▶ **Provided material**:
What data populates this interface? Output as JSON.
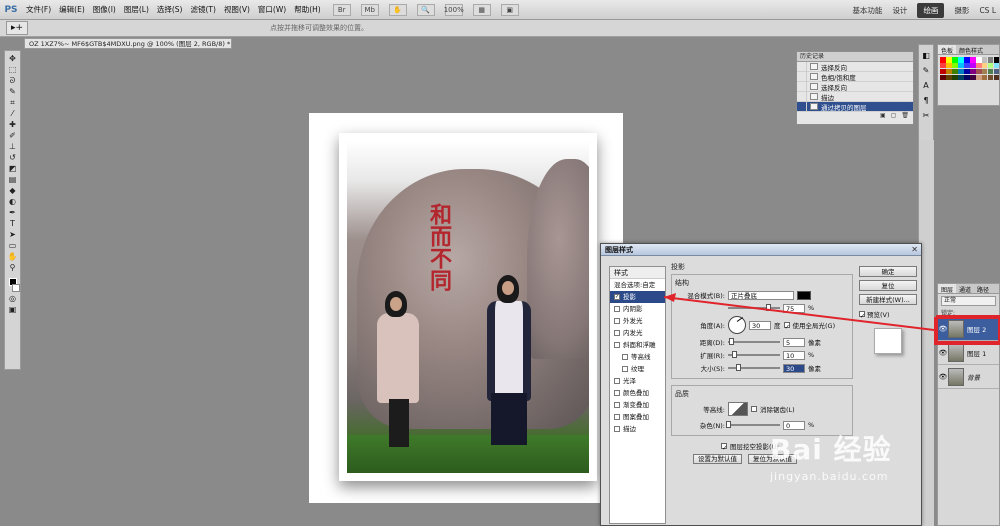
{
  "menubar": {
    "logo": "PS",
    "items": [
      "文件(F)",
      "编辑(E)",
      "图像(I)",
      "图层(L)",
      "选择(S)",
      "滤镜(T)",
      "视图(V)",
      "窗口(W)",
      "帮助(H)"
    ],
    "zoom": "100%",
    "workspaces": [
      "基本功能",
      "设计",
      "绘画",
      "摄影"
    ],
    "active_workspace": "绘画",
    "cslive": "CS L"
  },
  "options": {
    "tool_icon": "▸+",
    "hint": "点按并拖移可调整效果的位置。"
  },
  "document": {
    "tab": "OZ 1XZ7%~ MF6$GTB$4MDXU.png @ 100% (图层 2, RGB/8) *"
  },
  "canvas": {
    "calligraphy": "和而不同"
  },
  "history": {
    "title": "历史记录",
    "items": [
      "选择反向",
      "色相/饱和度",
      "选择反向",
      "描边",
      "通过拷贝的图层"
    ]
  },
  "swatches": {
    "tabs": [
      "色板",
      "颜色样式"
    ]
  },
  "layers": {
    "tabs": [
      "图层",
      "通道",
      "路径"
    ],
    "blend": "正常",
    "lock": "锁定:",
    "items": [
      {
        "name": "图层 2",
        "selected": true
      },
      {
        "name": "图层 1",
        "selected": false
      },
      {
        "name": "背景",
        "selected": false
      }
    ]
  },
  "dialog": {
    "title": "图层样式",
    "styles_header": "样式",
    "blend_options": "混合选项:自定",
    "style_items": [
      {
        "label": "投影",
        "checked": true,
        "selected": true,
        "indent": false
      },
      {
        "label": "内阴影",
        "checked": false,
        "selected": false,
        "indent": false
      },
      {
        "label": "外发光",
        "checked": false,
        "selected": false,
        "indent": false
      },
      {
        "label": "内发光",
        "checked": false,
        "selected": false,
        "indent": false
      },
      {
        "label": "斜面和浮雕",
        "checked": false,
        "selected": false,
        "indent": false
      },
      {
        "label": "等高线",
        "checked": false,
        "selected": false,
        "indent": true
      },
      {
        "label": "纹理",
        "checked": false,
        "selected": false,
        "indent": true
      },
      {
        "label": "光泽",
        "checked": false,
        "selected": false,
        "indent": false
      },
      {
        "label": "颜色叠加",
        "checked": false,
        "selected": false,
        "indent": false
      },
      {
        "label": "渐变叠加",
        "checked": false,
        "selected": false,
        "indent": false
      },
      {
        "label": "图案叠加",
        "checked": false,
        "selected": false,
        "indent": false
      },
      {
        "label": "描边",
        "checked": false,
        "selected": false,
        "indent": false
      }
    ],
    "section_title": "投影",
    "structure": "结构",
    "blend_mode_label": "混合模式(B):",
    "blend_mode_value": "正片叠底",
    "opacity_value": "75",
    "opacity_unit": "%",
    "angle_label": "角度(A):",
    "angle_value": "30",
    "angle_unit": "度",
    "global_light": "使用全局光(G)",
    "distance_label": "距离(D):",
    "distance_value": "5",
    "spread_label": "扩展(R):",
    "spread_value": "10",
    "size_label": "大小(S):",
    "size_value": "30",
    "px_unit": "像素",
    "quality": "品质",
    "contour_label": "等高线:",
    "antialias": "消除锯齿(L)",
    "noise_label": "杂色(N):",
    "noise_value": "0",
    "knockout": "图层挖空投影(U)",
    "make_default": "设置为默认值",
    "reset_default": "复位为默认值",
    "ok": "确定",
    "reset": "复位",
    "new_style": "新建样式(W)...",
    "preview": "预览(V)"
  },
  "watermark": {
    "logo": "Bai 经验",
    "url": "jingyan.baidu.com"
  },
  "colors": {
    "selection": "#2c4a8a",
    "highlight": "#e0242b"
  }
}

▶ **Task statement**:
Set down every record once more, word for word, without pictures.

▶ **Result below**:
What data populates this interface? Output as JSON.
{
  "menubar": {
    "logo": "PS",
    "items": [
      "文件(F)",
      "编辑(E)",
      "图像(I)",
      "图层(L)",
      "选择(S)",
      "滤镜(T)",
      "视图(V)",
      "窗口(W)",
      "帮助(H)"
    ],
    "zoom": "100%",
    "workspaces": [
      "基本功能",
      "设计",
      "绘画",
      "摄影"
    ],
    "active_workspace": "绘画",
    "cslive": "CS L"
  },
  "options": {
    "tool_icon": "▸+",
    "hint": "点按并拖移可调整效果的位置。"
  },
  "document": {
    "tab": "OZ 1XZ7%~ MF6$GTB$4MDXU.png @ 100% (图层 2, RGB/8) *"
  },
  "canvas": {
    "calligraphy": "和而不同"
  },
  "history": {
    "title": "历史记录",
    "items": [
      "选择反向",
      "色相/饱和度",
      "选择反向",
      "描边",
      "通过拷贝的图层"
    ]
  },
  "swatches": {
    "tabs": [
      "色板",
      "颜色样式"
    ]
  },
  "layers": {
    "tabs": [
      "图层",
      "通道",
      "路径"
    ],
    "blend": "正常",
    "lock": "锁定:",
    "items": [
      {
        "name": "图层 2",
        "selected": true
      },
      {
        "name": "图层 1",
        "selected": false
      },
      {
        "name": "背景",
        "selected": false
      }
    ]
  },
  "dialog": {
    "title": "图层样式",
    "styles_header": "样式",
    "blend_options": "混合选项:自定",
    "style_items": [
      {
        "label": "投影",
        "checked": true,
        "selected": true,
        "indent": false
      },
      {
        "label": "内阴影",
        "checked": false,
        "selected": false,
        "indent": false
      },
      {
        "label": "外发光",
        "checked": false,
        "selected": false,
        "indent": false
      },
      {
        "label": "内发光",
        "checked": false,
        "selected": false,
        "indent": false
      },
      {
        "label": "斜面和浮雕",
        "checked": false,
        "selected": false,
        "indent": false
      },
      {
        "label": "等高线",
        "checked": false,
        "selected": false,
        "indent": true
      },
      {
        "label": "纹理",
        "checked": false,
        "selected": false,
        "indent": true
      },
      {
        "label": "光泽",
        "checked": false,
        "selected": false,
        "indent": false
      },
      {
        "label": "颜色叠加",
        "checked": false,
        "selected": false,
        "indent": false
      },
      {
        "label": "渐变叠加",
        "checked": false,
        "selected": false,
        "indent": false
      },
      {
        "label": "图案叠加",
        "checked": false,
        "selected": false,
        "indent": false
      },
      {
        "label": "描边",
        "checked": false,
        "selected": false,
        "indent": false
      }
    ],
    "section_title": "投影",
    "structure": "结构",
    "blend_mode_label": "混合模式(B):",
    "blend_mode_value": "正片叠底",
    "opacity_value": "75",
    "opacity_unit": "%",
    "angle_label": "角度(A):",
    "angle_value": "30",
    "angle_unit": "度",
    "global_light": "使用全局光(G)",
    "distance_label": "距离(D):",
    "distance_value": "5",
    "spread_label": "扩展(R):",
    "spread_value": "10",
    "size_label": "大小(S):",
    "size_value": "30",
    "px_unit": "像素",
    "quality": "品质",
    "contour_label": "等高线:",
    "antialias": "消除锯齿(L)",
    "noise_label": "杂色(N):",
    "noise_value": "0",
    "knockout": "图层挖空投影(U)",
    "make_default": "设置为默认值",
    "reset_default": "复位为默认值",
    "ok": "确定",
    "reset": "复位",
    "new_style": "新建样式(W)...",
    "preview": "预览(V)"
  },
  "watermark": {
    "logo": "Bai 经验",
    "url": "jingyan.baidu.com"
  },
  "colors": {
    "selection": "#2c4a8a",
    "highlight": "#e0242b"
  }
}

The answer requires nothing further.